**Aim**
Your answer should be only a number: how many lines include the word "آورید".
▼▼▼
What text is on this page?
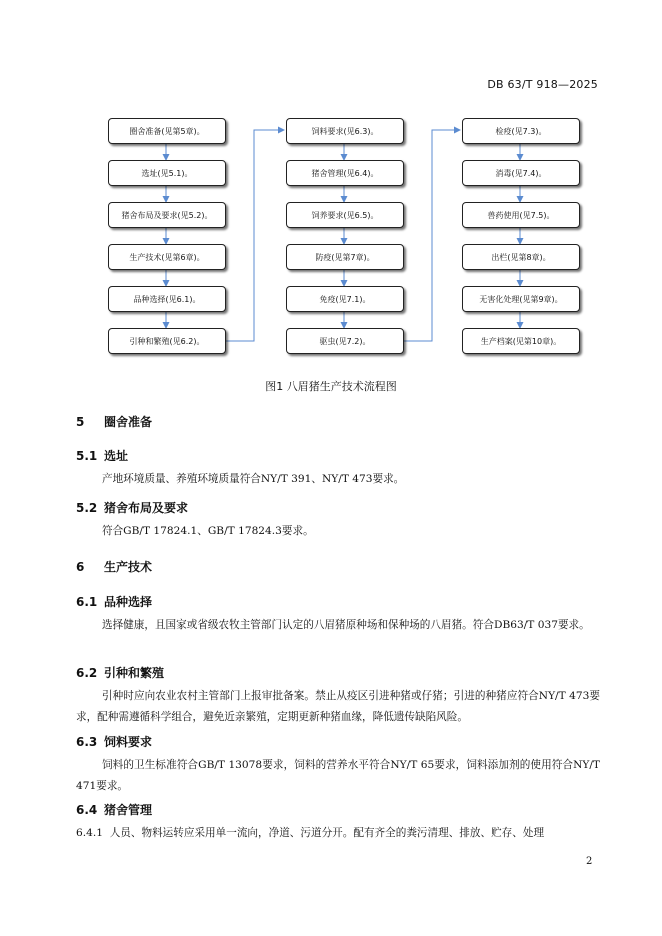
DB 63/T 918—2025
圈舍准备(见第5章)。
选址(见5.1)。
猪舍布局及要求(见5.2)。
生产技术(见第6章)。
品种选择(见6.1)。
引种和繁殖(见6.2)。
饲料要求(见6.3)。
猪舍管理(见6.4)。
饲养要求(见6.5)。
防疫(见第7章)。
免疫(见7.1)。
驱虫(见7.2)。
检疫(见7.3)。
消毒(见7.4)。
兽药使用(见7.5)。
出栏(见第8章)。
无害化处理(见第9章)。
生产档案(见第10章)。
图1 八眉猪生产技术流程图
5 圈舍准备
5.1 选址
产地环境质量、养殖环境质量符合NY/T 391、NY/T 473要求。
5.2 猪舍布局及要求
符合GB/T 17824.1、GB/T 17824.3要求。
6 生产技术
6.1 品种选择
选择健康，且国家或省级农牧主管部门认定的八眉猪原种场和保种场的八眉猪。符合DB63/T 037要求。
6.2 引种和繁殖
引种时应向农业农村主管部门上报审批备案。禁止从疫区引进种猪或仔猪；引进的种猪应符合NY/T 473要求，配种需遵循科学组合，避免近亲繁殖，定期更新种猪血缘，降低遗传缺陷风险。
6.3 饲料要求
饲料的卫生标准符合GB/T 13078要求，饲料的营养水平符合NY/T 65要求，饲料添加剂的使用符合NY/T 471要求。
6.4 猪舍管理
6.4.1 人员、物料运转应采用单一流向，净道、污道分开。配有齐全的粪污清理、排放、贮存、处理
2
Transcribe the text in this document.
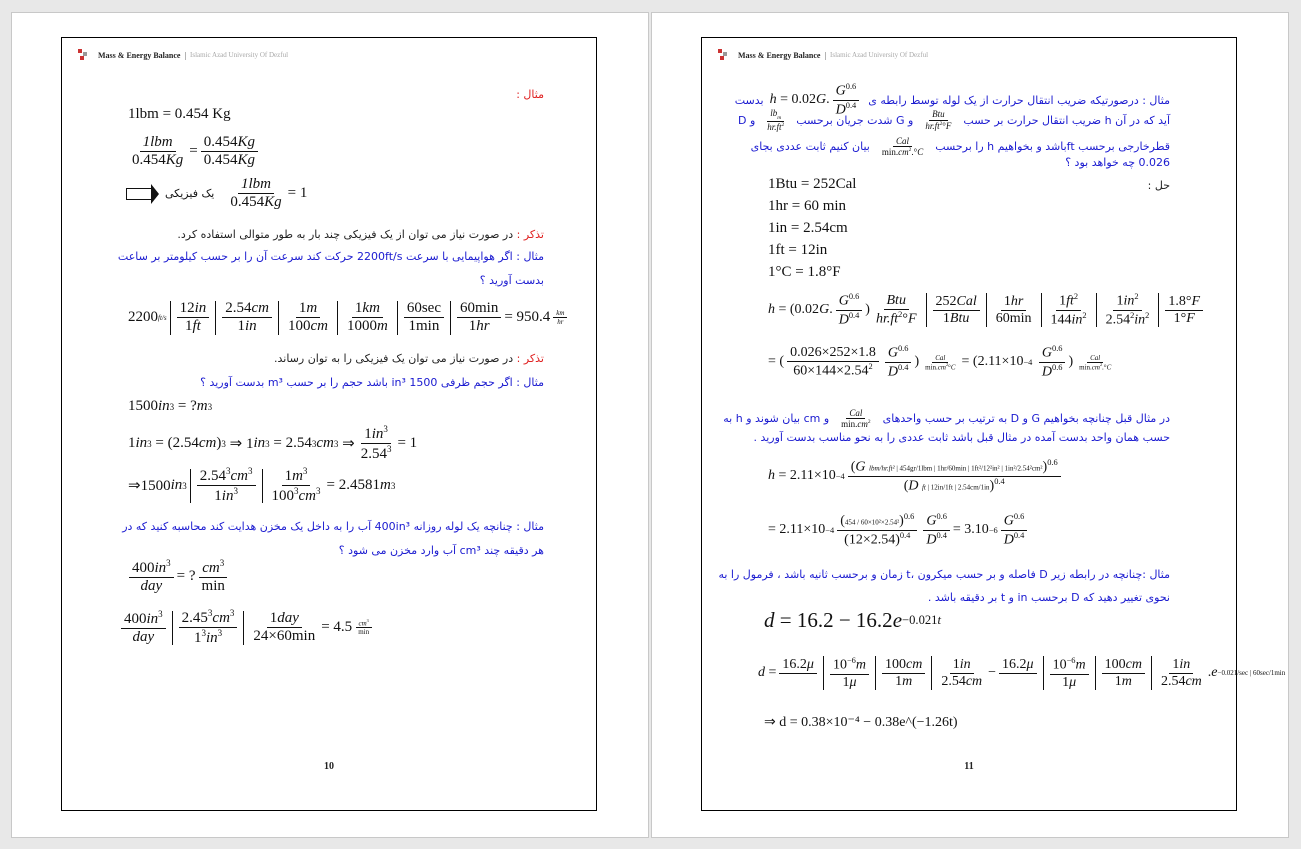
Mass & Energy Balance | Islamic Azad University Of Dezful
مثال :
1lbm = 0.454 Kg
$\frac{\text{1lbm}}{0.454Kg} = \frac{0.454Kg}{0.454Kg}$
یک فیزیکی $\frac{\text{1lbm}}{0.454Kg} = 1$
تذکر : در صورت نیاز می توان از یک فیزیکی چند بار به طور متوالی استفاده کرد.
مثال : اگر هواپیمایی با سرعت 2200ft/s حرکت کند سرعت آن را بر حسب کیلومتر بر ساعت
بدست آورید ؟
2200 $ft/s \frac{12in}{1ft} \frac{2.54cm}{1in} \frac{1m}{100cm} \frac{1km}{1000m} \frac{60\sec}{1\min} \frac{60\min}{1hr} = 950.4 \frac{km}{hr}$
تذکر : در صورت نیاز می توان یک فیزیکی را به توان رساند.
مثال : اگر حجم ظرفی 1500 in³ باشد حجم را بر حسب m³ بدست آورید ؟
1500 in 3 = ? m 3
1 in 3 = (2.54 cm ) 3 ⇒ 1 in 3 = 2.54 3 cm 3 ⇒ $\frac{1in^3}{2.54^3} = 1$
⇒1500 in $3 \frac{2.54^3cm^3}{1in^3} \frac{1m^3}{100^3cm^3} = 2.4581$ m 3
مثال : چنانچه یک لوله روزانه 400in³ آب را به داخل یک مخزن هدایت کند محاسبه کنید که در
هر دقیقه چند cm³ آب وارد مخزن می شود ؟
$\frac{400in^3}{\text{day}}$ = ? $\frac{cm^3}{\min}$
$\frac{400in^3}{\text{day}} \frac{2.45^3cm^3}{1^3in^3} \frac{\text{1day}}{24\times 60\min} = 4.5 \frac{cm^3}{\min}$
10
Mass & Energy Balance | Islamic Azad University Of Dezful
مثال : درصورتیکه ضریب انتقال حرارت از یک لوله توسط رابطه ی
h = 0.02 G . $\frac{G^{0.6}}{D^{0.4}}$
بدست
آید که در آن h ضریب انتقال حرارت بر حسب
$\frac{\text{Btu}}{hr.ft^2^\circ F}$
و G شدت جریان برحسب
$\frac{lb_m}{hr.ft^2}$
و D
قطرخارجی برحسب ftباشد و بخواهیم h را برحسب
$\frac{\text{Cal}}{\min.cm^2.^\circ C}$
بیان کنیم ثابت عددی بجای
0.026 چه خواهد بود ؟
حل :
1Btu = 252Cal
1hr = 60 min
1in = 2.54cm
1ft = 12in
1°C = 1.8°F
h = (0.02 G . $\frac{G^{0.6}}{D^{0.4}}$ ) $\frac{\text{Btu}}{hr.ft^2^\circ F} \frac{\text{252Cal}}{\text{1Btu}} \frac{1hr}{60\min} \frac{1ft^2}{144in^2} \frac{1in^2}{2.54^2in^2} \frac{1.8^\circ F}{1^\circ F}$
= ( $\frac{0.026\times 252\times 1.8}{60\times 144\times 2.54^2} \frac{G^{0.6}}{D^{0.4}}$ ) $\frac{\text{Cal}}{\min.cm^2^\circ C} = (2.11\times 10 -4$
$\frac{G^{0.6}}{D^{0.6}}$ ) $\frac{\text{Cal}}{\min.cm^2.^\circ C}$
در مثال قبل چنانچه بخواهیم G و D به ترتیب بر حسب واحدهای
$\frac{\text{Cal}}{\min.cm^2}$
و cm بیان شوند و h به
حسب همان واحد بدست آمده در مثال قبل باشد ثابت عددی را به نحو مناسب بدست آورید .
h = 2.11×10 −4
(G lbm/hr.ft² | 454gr/1lbm | 1hr/60min | 1ft²/12²in² | 1in²/2.54²cm²)$^{0.6}$
(D ft | 12in/1ft | 2.54cm/1in)$^{0.4}$
= $2.11\times 10 -4 \frac{(454 / 60\times 10^2\times 2.54^2)^{0.6}}{(12\times 2.54)^{0.4}} \frac{G^{0.6}}{D^{0.4}} = 3.10 -6 \frac{G^{0.6}}{D^{0.4}}$
مثال :چنانچه در رابطه زیر D فاصله و بر حسب میکرون ،t زمان و برحسب ثانیه باشد ، فرمول را به
نحوی تغییر دهید که D برحسب in و t بر دقیقه باشد .
d = 16.2 − 16.2 e −0.021t
d =
16.2μ
$\frac{10^{-6}m}{1\mu} \frac{100cm}{1m} \frac{1in}{2.54cm}$ −
16.2μ
$\frac{10^{-6}m}{1\mu} \frac{100cm}{1m} \frac{1in}{2.54cm}$ . e −0.021/sec | 60sec/1min
⇒ d = 0.38×10⁻⁴ − 0.38e^(−1.26t)
11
▲▲▲
**Reply**
3